Dataset records:
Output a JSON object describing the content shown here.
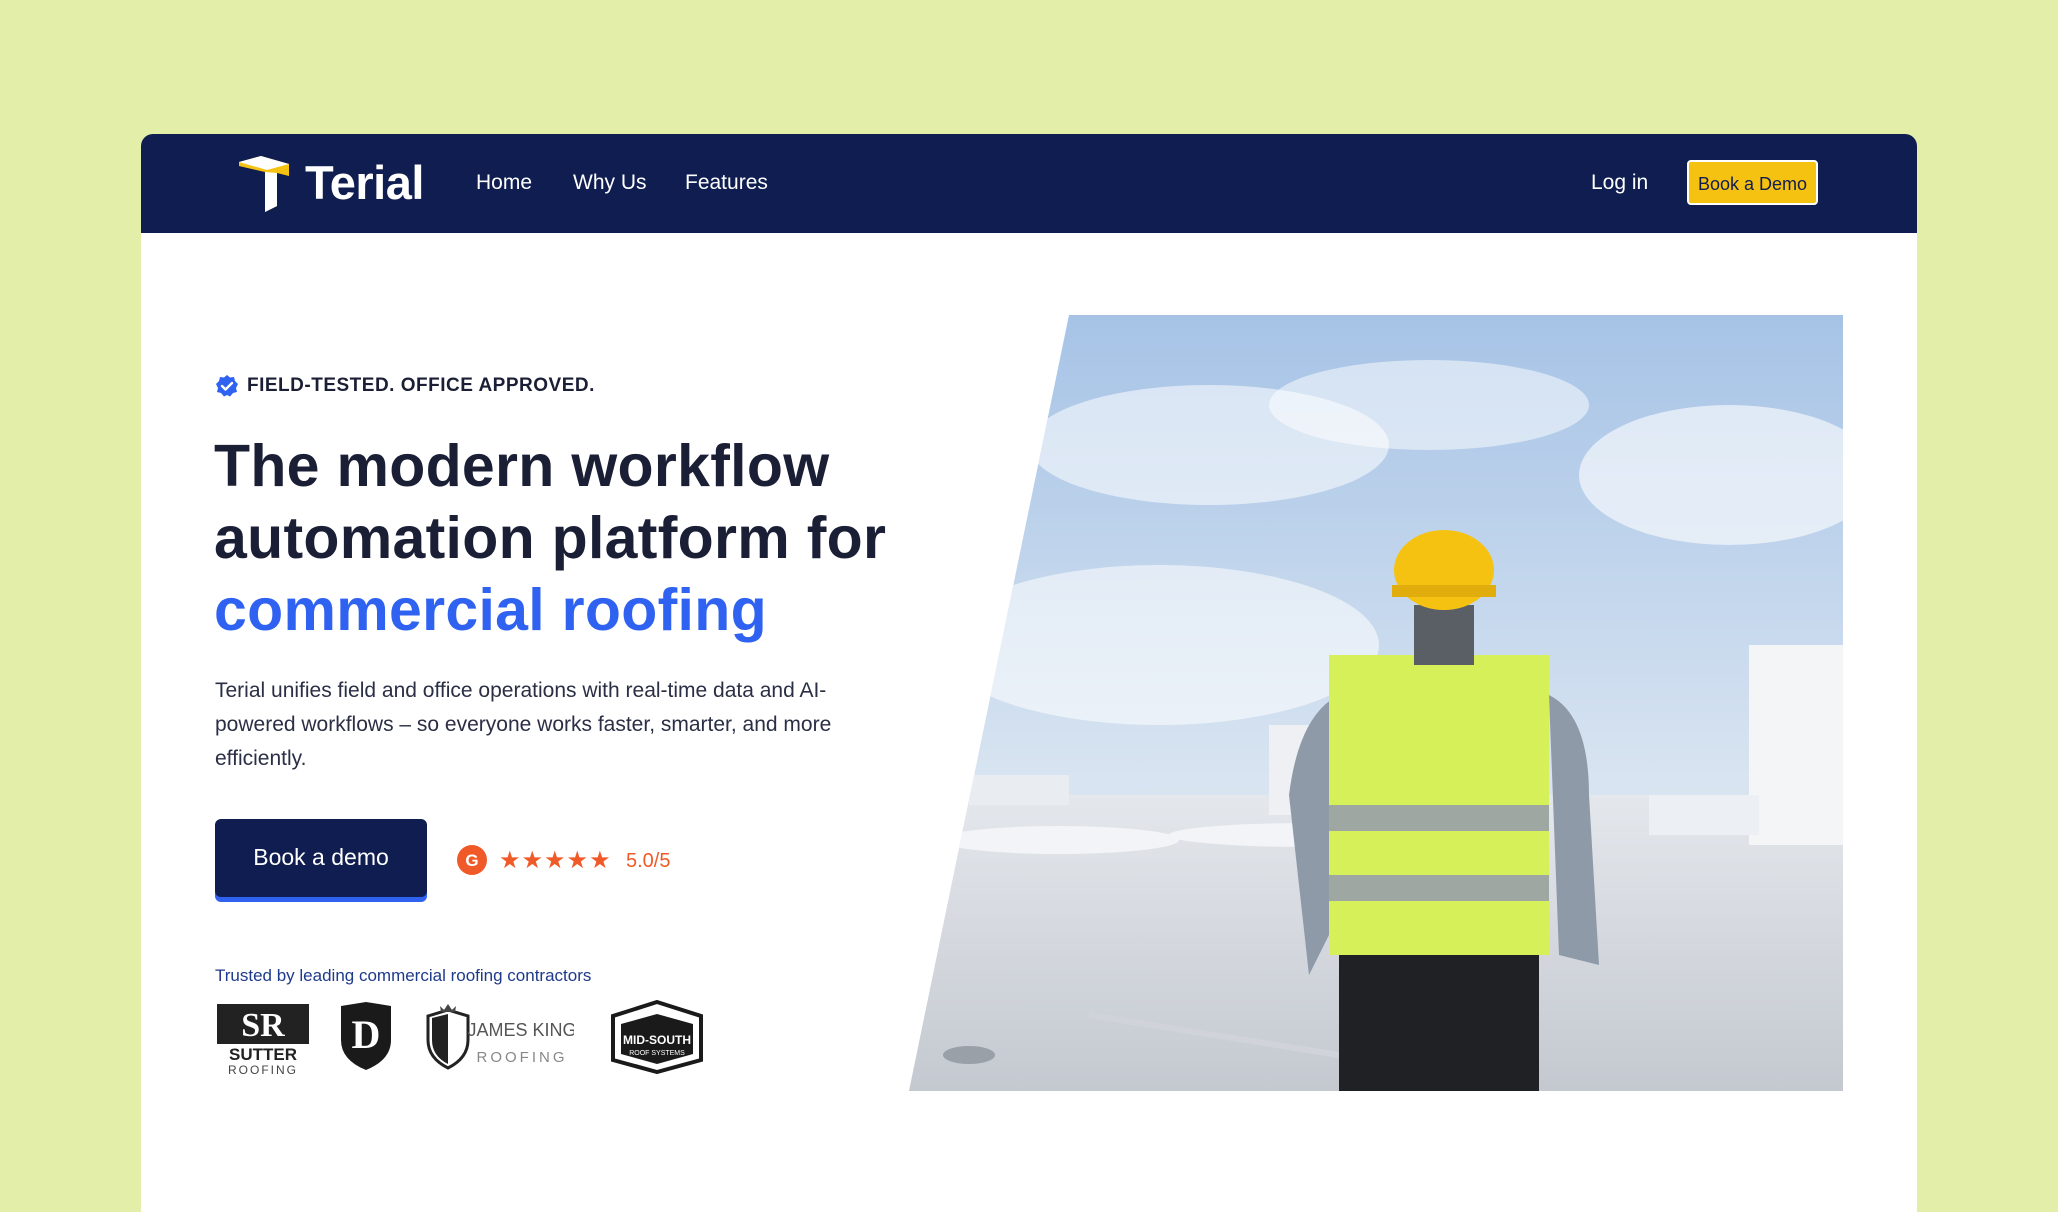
{
  "colors": {
    "page_bg": "#e3eea9",
    "nav_bg": "#0f1d50",
    "accent_blue": "#2f62f0",
    "cta_yellow": "#f6c211",
    "rating_orange": "#f05a28"
  },
  "nav": {
    "brand": "Terial",
    "links": [
      "Home",
      "Why Us",
      "Features"
    ],
    "login": "Log in",
    "cta": "Book a Demo"
  },
  "hero": {
    "eyebrow": "FIELD-TESTED. OFFICE APPROVED.",
    "eyebrow_icon": "verified-badge-icon",
    "headline_part1": "The modern workflow automation platform for ",
    "headline_accent": "commercial roofing",
    "subtext": "Terial unifies field and office operations with real-time data and AI-powered workflows – so everyone works faster, smarter, and more efficiently.",
    "cta": "Book a demo",
    "rating": {
      "icon": "g2-icon",
      "stars": 5,
      "text": "5.0/5"
    },
    "trusted_label": "Trusted by leading commercial roofing contractors",
    "clients": [
      {
        "name": "SUTTER",
        "sub": "ROOFING"
      },
      {
        "name": "D"
      },
      {
        "name": "JAMES KING",
        "sub": "ROOFING"
      },
      {
        "name": "MID-SOUTH",
        "sub": "ROOF SYSTEMS"
      }
    ],
    "image_description_icon": "roof-worker-photo"
  }
}
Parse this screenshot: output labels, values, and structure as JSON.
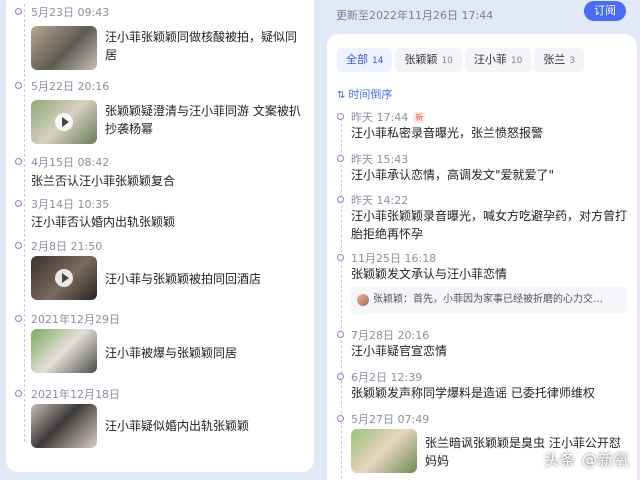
{
  "left_timeline": [
    {
      "time": "5月23日 09:43",
      "text": "汪小菲张颖颖同做核酸被拍，疑似同居",
      "has_image": true,
      "is_video": false
    },
    {
      "time": "5月22日 20:16",
      "text": "张颖颖疑澄清与汪小菲同游 文案被扒抄袭杨幂",
      "has_image": true,
      "is_video": true
    },
    {
      "time": "4月15日 08:42",
      "text": "张兰否认汪小菲张颖颖复合",
      "has_image": false
    },
    {
      "time": "3月14日 10:35",
      "text": "汪小菲否认婚内出轨张颖颖",
      "has_image": false
    },
    {
      "time": "2月8日 21:50",
      "text": "汪小菲与张颖颖被拍同回酒店",
      "has_image": true,
      "is_video": true
    },
    {
      "time": "2021年12月29日",
      "text": "汪小菲被爆与张颖颖同居",
      "has_image": true,
      "is_video": false
    },
    {
      "time": "2021年12月18日",
      "text": "汪小菲疑似婚内出轨张颖颖",
      "has_image": true,
      "is_video": false
    }
  ],
  "header": {
    "updated_text": "更新至2022年11月26日 17:44",
    "subscribe_label": "订阅"
  },
  "tabs": [
    {
      "label": "全部",
      "count": "14",
      "active": true
    },
    {
      "label": "张颖颖",
      "count": "10",
      "active": false
    },
    {
      "label": "汪小菲",
      "count": "10",
      "active": false
    },
    {
      "label": "张兰",
      "count": "3",
      "active": false
    }
  ],
  "sort_label": "时间倒序",
  "right_timeline": [
    {
      "time": "昨天 17:44",
      "badge": "新",
      "text": "汪小菲私密录音曝光，张兰愤怒报警"
    },
    {
      "time": "昨天 15:43",
      "text": "汪小菲承认恋情，高调发文\"爱就爱了\""
    },
    {
      "time": "昨天 14:22",
      "text": "汪小菲张颖颖录音曝光，喊女方吃避孕药，对方曾打胎拒绝再怀孕"
    },
    {
      "time": "11月25日 16:18",
      "text": "张颖颖发文承认与汪小菲恋情",
      "quote": "张颖颖：首先，小菲因为家事已经被折磨的心力交…"
    },
    {
      "time": "7月28日 20:16",
      "text": "汪小菲疑官宣恋情"
    },
    {
      "time": "6月2日 12:39",
      "text": "张颖颖发声称同学爆料是造谣 已委托律师维权"
    },
    {
      "time": "5月27日 07:49",
      "text": "张兰暗讽张颖颖是臭虫 汪小菲公开怼妈妈",
      "has_image": true
    }
  ],
  "watermark": "头条 @新氧",
  "colors": {
    "accent": "#4a6cf0",
    "background": "#e3e8f7",
    "badge": "#e8573c"
  }
}
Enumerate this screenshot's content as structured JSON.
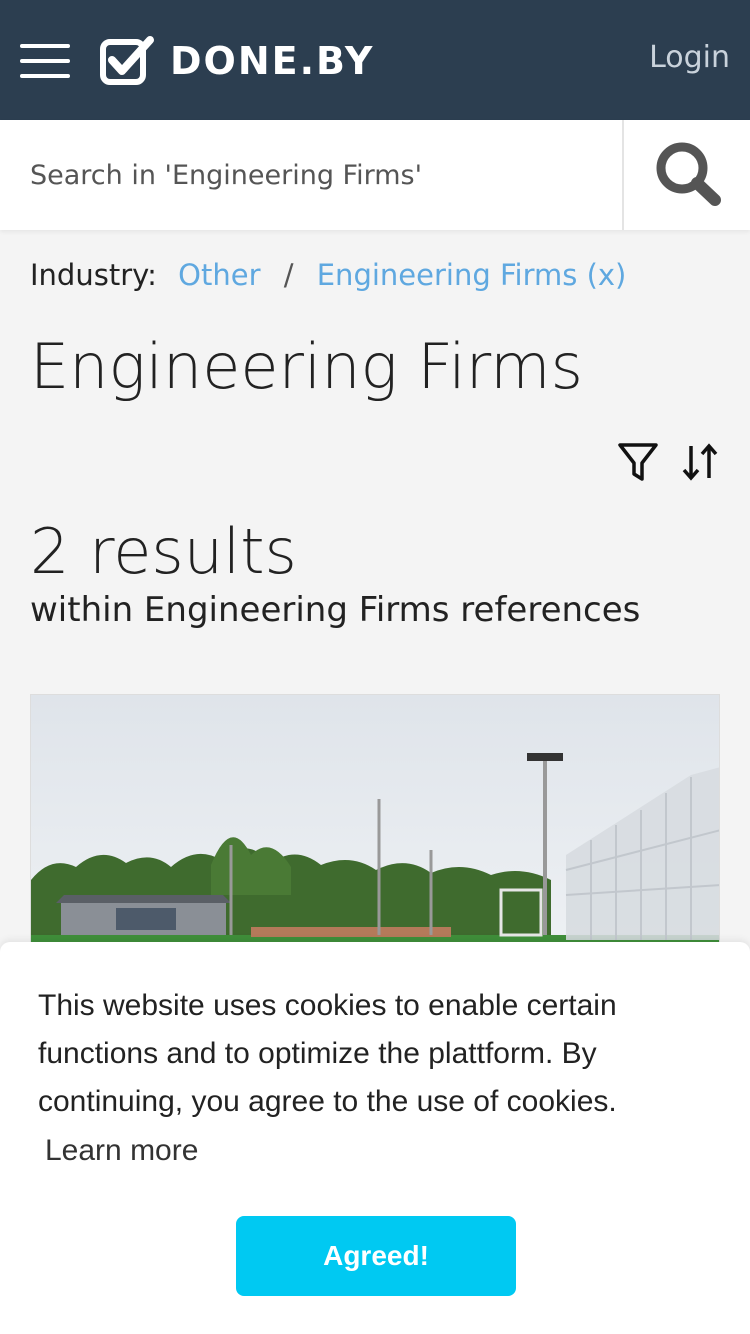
{
  "header": {
    "brand": "DONE.BY",
    "login_label": "Login",
    "menu_icon": "hamburger-icon",
    "logo_icon": "checkbox-check-icon"
  },
  "search": {
    "placeholder": "Search in 'Engineering Firms'",
    "icon": "search-icon"
  },
  "breadcrumb": {
    "label": "Industry:",
    "items": [
      "Other",
      "Engineering Firms (x)"
    ],
    "separator": "/"
  },
  "page": {
    "title": "Engineering Firms",
    "filter_icon": "filter-icon",
    "sort_icon": "sort-icon"
  },
  "results": {
    "count": "2 results",
    "subtitle": "within Engineering Firms references"
  },
  "cookie_banner": {
    "text": "This website uses cookies to enable certain functions and to optimize the plattform. By continuing, you agree to the use of cookies.",
    "learn_more": "Learn more",
    "agree_label": "Agreed!"
  },
  "colors": {
    "header_bg": "#2c3e50",
    "link": "#5fa8e0",
    "accent": "#00c9f2"
  }
}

Written request: Check each line of the records for "badge" and copy the ones that contain it.

Right answer:
    "eyebrow_icon": "verified-badge-icon",
      "badge": "新",
    "badge": "#e8573c"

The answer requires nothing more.